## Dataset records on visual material
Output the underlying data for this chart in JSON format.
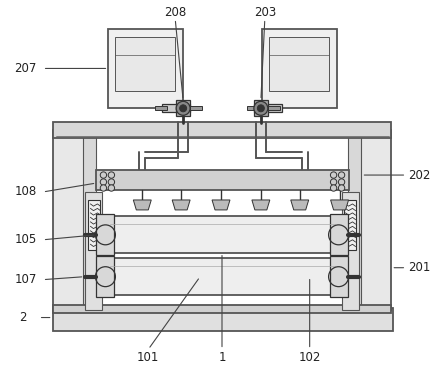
{
  "bg_color": "#ffffff",
  "lc": "#555555",
  "dc": "#333333",
  "figsize": [
    4.43,
    3.8
  ],
  "dpi": 100,
  "label_font": 8.5,
  "label_color": "#222222",
  "arrow_color": "#444444"
}
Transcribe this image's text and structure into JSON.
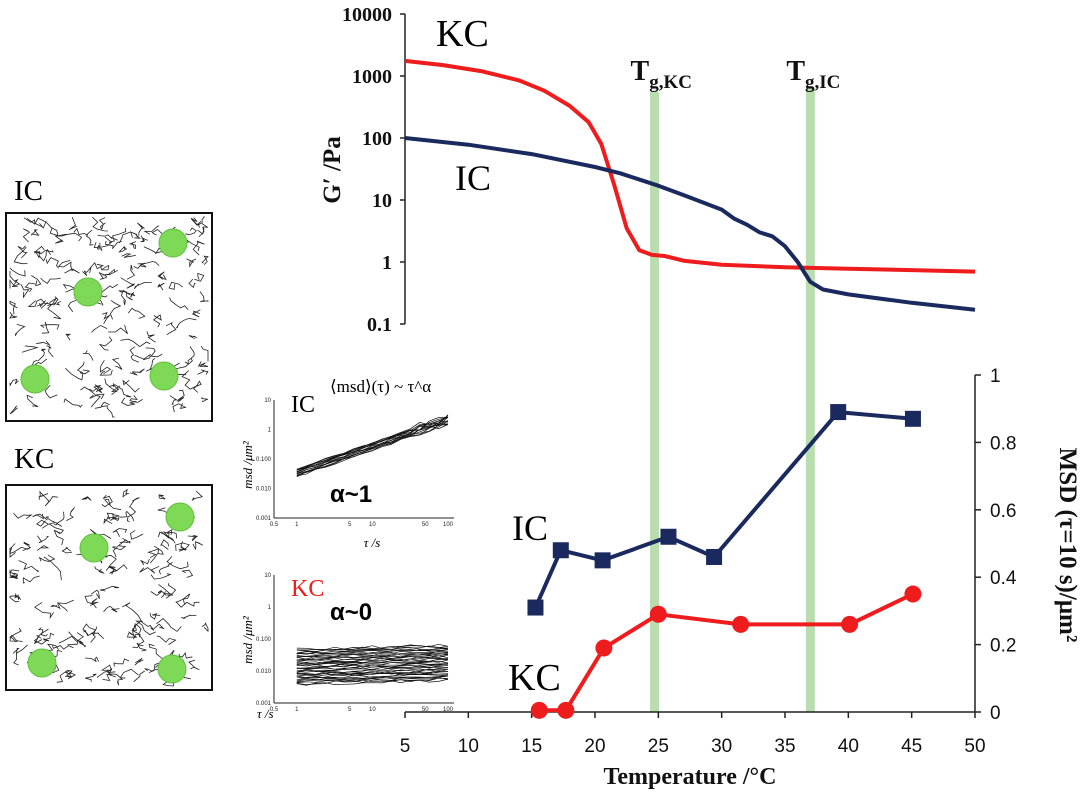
{
  "colors": {
    "ic": "#1b2a5e",
    "kc": "#ee1c1c",
    "band": "#a8d49a",
    "bead": "#7ed957"
  },
  "schematics": {
    "ic_label": "IC",
    "kc_label": "KC"
  },
  "insets": {
    "formula": "⟨msd⟩(τ) ~ τ^α",
    "ic": {
      "label": "IC",
      "alpha": "α~1",
      "ylabel": "msd /μm²",
      "xlabel": "τ /s",
      "yticks": [
        "10",
        "1",
        "0.100",
        "0.010",
        "0.001"
      ],
      "xticks": [
        "0.5",
        "1",
        "5",
        "10",
        "50",
        "100"
      ]
    },
    "kc": {
      "label": "KC",
      "alpha": "α~0",
      "ylabel": "msd /μm²",
      "xlabel": "τ /s",
      "yticks": [
        "10",
        "1",
        "0.100",
        "0.010",
        "0.001"
      ],
      "xticks": [
        "0.5",
        "1",
        "5",
        "10",
        "50",
        "100"
      ]
    }
  },
  "chart_data": [
    {
      "type": "line",
      "ylabel": "G′ /Pa",
      "xlabel": "",
      "xlim": [
        5,
        50
      ],
      "ylim": [
        0.1,
        10000
      ],
      "yscale": "log",
      "yticks": [
        "10000",
        "1000",
        "100",
        "10",
        "1",
        "0.1"
      ],
      "series": [
        {
          "name": "KC",
          "x": [
            5,
            8,
            11,
            14,
            16,
            18,
            19.5,
            20.5,
            21.5,
            22.5,
            23.5,
            24.5,
            25.5,
            27,
            30,
            35,
            40,
            45,
            50
          ],
          "y": [
            1750,
            1500,
            1200,
            850,
            580,
            330,
            180,
            80,
            18,
            3.5,
            1.55,
            1.3,
            1.25,
            1.05,
            0.9,
            0.82,
            0.78,
            0.74,
            0.7
          ]
        },
        {
          "name": "IC",
          "x": [
            5,
            10,
            15,
            20,
            22,
            25,
            27,
            30,
            31,
            32,
            33,
            34,
            35,
            36,
            37,
            38,
            40,
            45,
            50
          ],
          "y": [
            100,
            78,
            55,
            34,
            27,
            17,
            12,
            7,
            5,
            4,
            3,
            2.6,
            1.8,
            1.0,
            0.48,
            0.36,
            0.3,
            0.22,
            0.17
          ]
        }
      ],
      "annotations": [
        {
          "text": "T",
          "sub": "g,KC",
          "x": 24.7
        },
        {
          "text": "T",
          "sub": "g,IC",
          "x": 37
        }
      ]
    },
    {
      "type": "line",
      "xlabel": "Temperature /°C",
      "ylabel": "MSD (τ=10 s)/μm²",
      "xlim": [
        5,
        50
      ],
      "ylim": [
        0,
        1
      ],
      "xticks": [
        "5",
        "10",
        "15",
        "20",
        "25",
        "30",
        "35",
        "40",
        "45",
        "50"
      ],
      "yticks": [
        "0",
        "0.2",
        "0.4",
        "0.6",
        "0.8",
        "1"
      ],
      "series": [
        {
          "name": "IC",
          "marker": "square",
          "x": [
            15.3,
            17.3,
            20.6,
            25.8,
            29.4,
            39.2,
            45.1
          ],
          "y": [
            0.31,
            0.48,
            0.45,
            0.52,
            0.46,
            0.89,
            0.87
          ]
        },
        {
          "name": "KC",
          "marker": "circle",
          "x": [
            15.6,
            17.7,
            20.7,
            25.0,
            31.5,
            40.1,
            45.1
          ],
          "y": [
            0.005,
            0.005,
            0.19,
            0.29,
            0.26,
            0.26,
            0.35
          ]
        }
      ],
      "bands": [
        24.7,
        37
      ]
    }
  ]
}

## Short problem
Transcribe the full listing above exactly as it stands, minus the pictures.

## Worked solution
Output the underlying data for this chart in JSON format.
{
  "bg_color": "#ffffff",
  "lc": "#555555",
  "dc": "#333333",
  "figsize": [
    4.43,
    3.8
  ],
  "dpi": 100,
  "label_font": 8.5,
  "label_color": "#222222",
  "arrow_color": "#444444"
}
Transcribe this image's text and structure into JSON.
{
  "colors": {
    "ic": "#1b2a5e",
    "kc": "#ee1c1c",
    "band": "#a8d49a",
    "bead": "#7ed957"
  },
  "schematics": {
    "ic_label": "IC",
    "kc_label": "KC"
  },
  "insets": {
    "formula": "⟨msd⟩(τ) ~ τ^α",
    "ic": {
      "label": "IC",
      "alpha": "α~1",
      "ylabel": "msd /μm²",
      "xlabel": "τ /s",
      "yticks": [
        "10",
        "1",
        "0.100",
        "0.010",
        "0.001"
      ],
      "xticks": [
        "0.5",
        "1",
        "5",
        "10",
        "50",
        "100"
      ]
    },
    "kc": {
      "label": "KC",
      "alpha": "α~0",
      "ylabel": "msd /μm²",
      "xlabel": "τ /s",
      "yticks": [
        "10",
        "1",
        "0.100",
        "0.010",
        "0.001"
      ],
      "xticks": [
        "0.5",
        "1",
        "5",
        "10",
        "50",
        "100"
      ]
    }
  },
  "chart_data": [
    {
      "type": "line",
      "ylabel": "G′ /Pa",
      "xlabel": "",
      "xlim": [
        5,
        50
      ],
      "ylim": [
        0.1,
        10000
      ],
      "yscale": "log",
      "yticks": [
        "10000",
        "1000",
        "100",
        "10",
        "1",
        "0.1"
      ],
      "series": [
        {
          "name": "KC",
          "x": [
            5,
            8,
            11,
            14,
            16,
            18,
            19.5,
            20.5,
            21.5,
            22.5,
            23.5,
            24.5,
            25.5,
            27,
            30,
            35,
            40,
            45,
            50
          ],
          "y": [
            1750,
            1500,
            1200,
            850,
            580,
            330,
            180,
            80,
            18,
            3.5,
            1.55,
            1.3,
            1.25,
            1.05,
            0.9,
            0.82,
            0.78,
            0.74,
            0.7
          ]
        },
        {
          "name": "IC",
          "x": [
            5,
            10,
            15,
            20,
            22,
            25,
            27,
            30,
            31,
            32,
            33,
            34,
            35,
            36,
            37,
            38,
            40,
            45,
            50
          ],
          "y": [
            100,
            78,
            55,
            34,
            27,
            17,
            12,
            7,
            5,
            4,
            3,
            2.6,
            1.8,
            1.0,
            0.48,
            0.36,
            0.3,
            0.22,
            0.17
          ]
        }
      ],
      "annotations": [
        {
          "text": "T",
          "sub": "g,KC",
          "x": 24.7
        },
        {
          "text": "T",
          "sub": "g,IC",
          "x": 37
        }
      ]
    },
    {
      "type": "line",
      "xlabel": "Temperature /°C",
      "ylabel": "MSD (τ=10 s)/μm²",
      "xlim": [
        5,
        50
      ],
      "ylim": [
        0,
        1
      ],
      "xticks": [
        "5",
        "10",
        "15",
        "20",
        "25",
        "30",
        "35",
        "40",
        "45",
        "50"
      ],
      "yticks": [
        "0",
        "0.2",
        "0.4",
        "0.6",
        "0.8",
        "1"
      ],
      "series": [
        {
          "name": "IC",
          "marker": "square",
          "x": [
            15.3,
            17.3,
            20.6,
            25.8,
            29.4,
            39.2,
            45.1
          ],
          "y": [
            0.31,
            0.48,
            0.45,
            0.52,
            0.46,
            0.89,
            0.87
          ]
        },
        {
          "name": "KC",
          "marker": "circle",
          "x": [
            15.6,
            17.7,
            20.7,
            25.0,
            31.5,
            40.1,
            45.1
          ],
          "y": [
            0.005,
            0.005,
            0.19,
            0.29,
            0.26,
            0.26,
            0.35
          ]
        }
      ],
      "bands": [
        24.7,
        37
      ]
    }
  ]
}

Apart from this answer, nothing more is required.